[DATA LINES start]
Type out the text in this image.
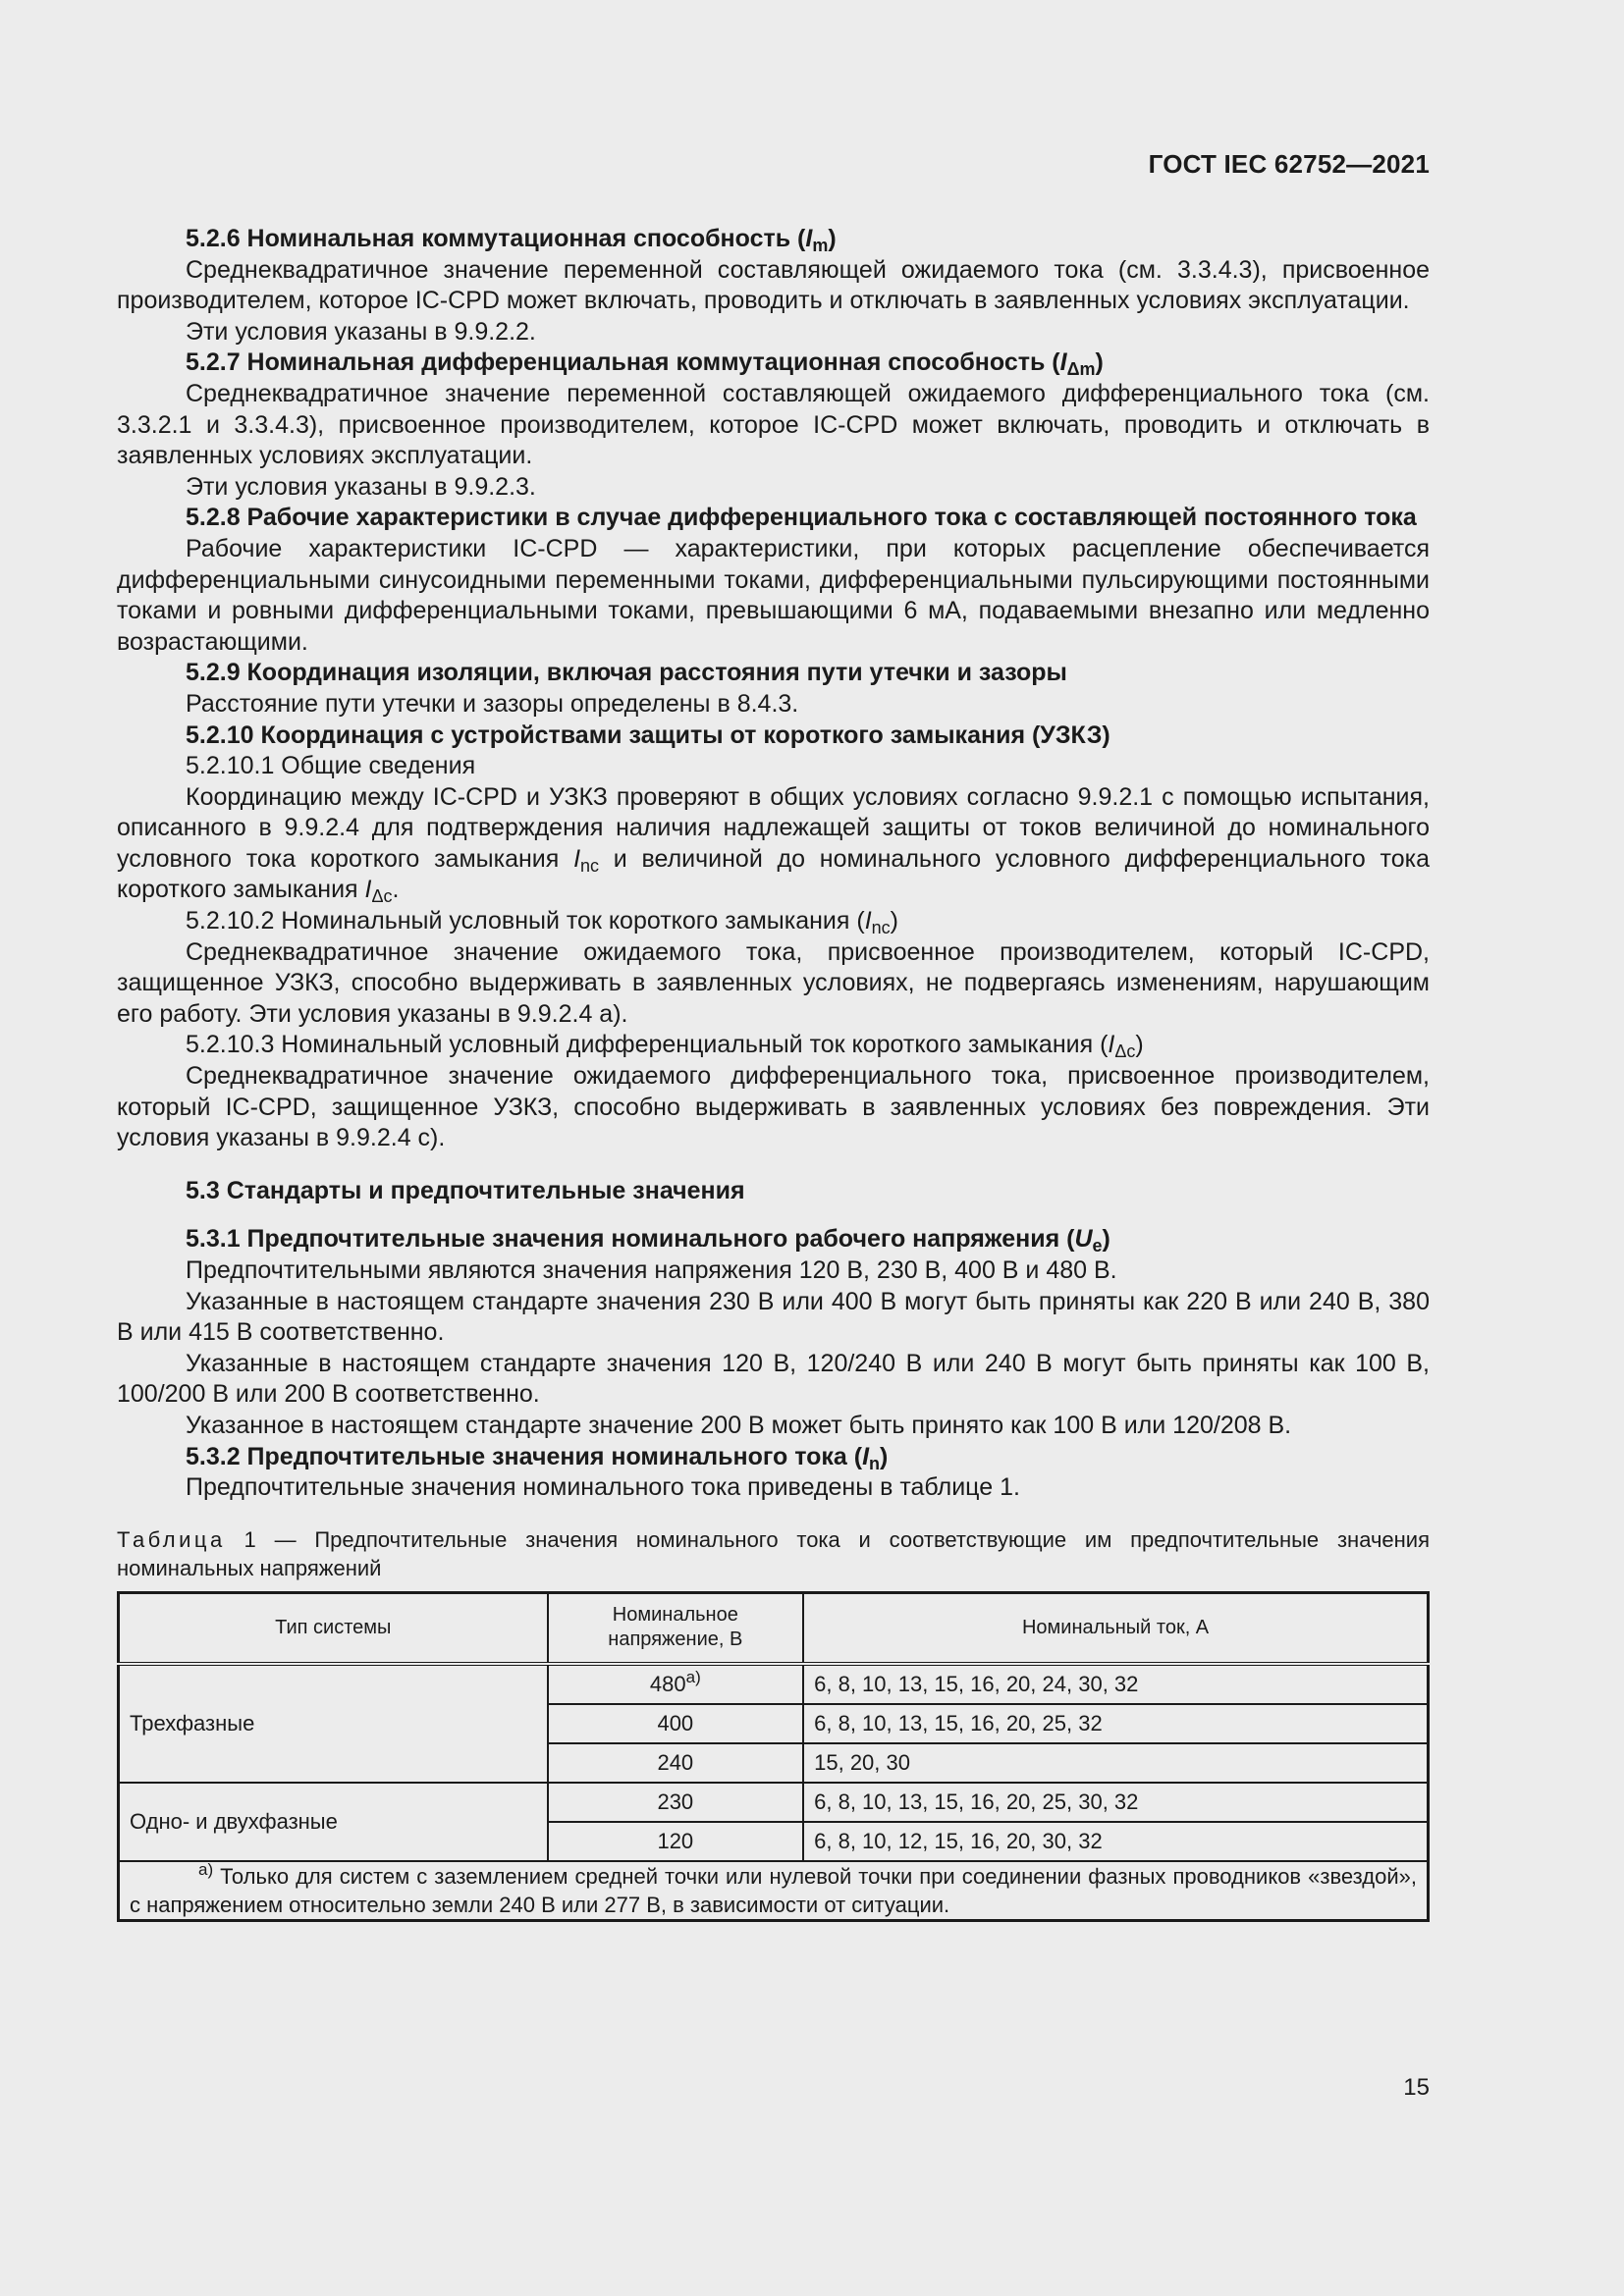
ГОСТ IEC 62752—2021

5.2.6 Номинальная коммутационная способность $(I_m)$

Среднеквадратичное значение переменной составляющей ожидаемого тока (см. 3.3.4.3), присвоенное производителем, которое IC-CPD может включать, проводить и отключать в заявленных условиях эксплуатации.

Эти условия указаны в 9.9.2.2.

5.2.7 Номинальная дифференциальная коммутационная способность $(I_{\Delta m})$

Среднеквадратичное значение переменной составляющей ожидаемого дифференциального тока (см. 3.3.2.1 и 3.3.4.3), присвоенное производителем, которое IC-CPD может включать, проводить и отключать в заявленных условиях эксплуатации.

Эти условия указаны в 9.9.2.3.

5.2.8 Рабочие характеристики в случае дифференциального тока с составляющей постоянного тока

Рабочие характеристики IC-CPD — характеристики, при которых расцепление обеспечивается дифференциальными синусоидными переменными токами, дифференциальными пульсирующими постоянными токами и ровными дифференциальными токами, превышающими 6 мА, подаваемыми внезапно или медленно возрастающими.

5.2.9 Координация изоляции, включая расстояния пути утечки и зазоры

Расстояние пути утечки и зазоры определены в 8.4.3.

5.2.10 Координация с устройствами защиты от короткого замыкания (УЗКЗ)

5.2.10.1 Общие сведения

Координацию между IC-CPD и УЗКЗ проверяют в общих условиях согласно 9.9.2.1 с помощью испытания, описанного в 9.9.2.4 для подтверждения наличия надлежащей защиты от токов величиной до номинального условного тока короткого замыкания $I_{nc}$ и величиной до номинального условного дифференциального тока короткого замыкания $I_{\Delta c}$.

5.2.10.2 Номинальный условный ток короткого замыкания $(I_{nc})$

Среднеквадратичное значение ожидаемого тока, присвоенное производителем, который IC-CPD, защищенное УЗКЗ, способно выдерживать в заявленных условиях, не подвергаясь изменениям, нарушающим его работу. Эти условия указаны в 9.9.2.4 а).

5.2.10.3 Номинальный условный дифференциальный ток короткого замыкания $(I_{\Delta c})$

Среднеквадратичное значение ожидаемого дифференциального тока, присвоенное производителем, который IC-CPD, защищенное УЗКЗ, способно выдерживать в заявленных условиях без повреждения. Эти условия указаны в 9.9.2.4 с).

5.3 Стандарты и предпочтительные значения

5.3.1 Предпочтительные значения номинального рабочего напряжения $(U_e)$

Предпочтительными являются значения напряжения 120 В, 230 В, 400 В и 480 В.

Указанные в настоящем стандарте значения 230 В или 400 В могут быть приняты как 220 В или 240 В, 380 В или 415 В соответственно.

Указанные в настоящем стандарте значения 120 В, 120/240 В или 240 В могут быть приняты как 100 В, 100/200 В или 200 В соответственно.

Указанное в настоящем стандарте значение 200 В может быть принято как 100 В или 120/208 В.

5.3.2 Предпочтительные значения номинального тока $(I_n)$

Предпочтительные значения номинального тока приведены в таблице 1.

Таблица 1 — Предпочтительные значения номинального тока и соответствующие им предпочтительные значения номинальных напряжений
Тип системы	Номинальное напряжение, В	Номинальный ток, А
Трехфазные	$480^{а)}$	6, 8, 10, 13, 15, 16, 20, 24, 30, 32
	400	6, 8, 10, 13, 15, 16, 20, 25, 32
	240	15, 20, 30
Одно- и двухфазные	230	6, 8, 10, 13, 15, 16, 20, 25, 30, 32
	120	6, 8, 10, 12, 15, 16, 20, 30, 32
$^{а)}$ Только для систем с заземлением средней точки или нулевой точки при соединении фазных проводников «звездой», с напряжением относительно земли 240 В или 277 В, в зависимости от ситуации.		
15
[DATA LINES end]
## GOAL
Identify which lines contain the word "могут" and copy each one.

## EXPECTED ANSWER
Указанные в настоящем стандарте значения 230 В или 400 В могут быть приняты как 220 В или 240 В, 380 В или 415 В соответственно.
Указанные в настоящем стандарте значения 120 В, 120/240 В или 240 В могут быть приняты как 100 В, 100/200 В или 200 В соответственно.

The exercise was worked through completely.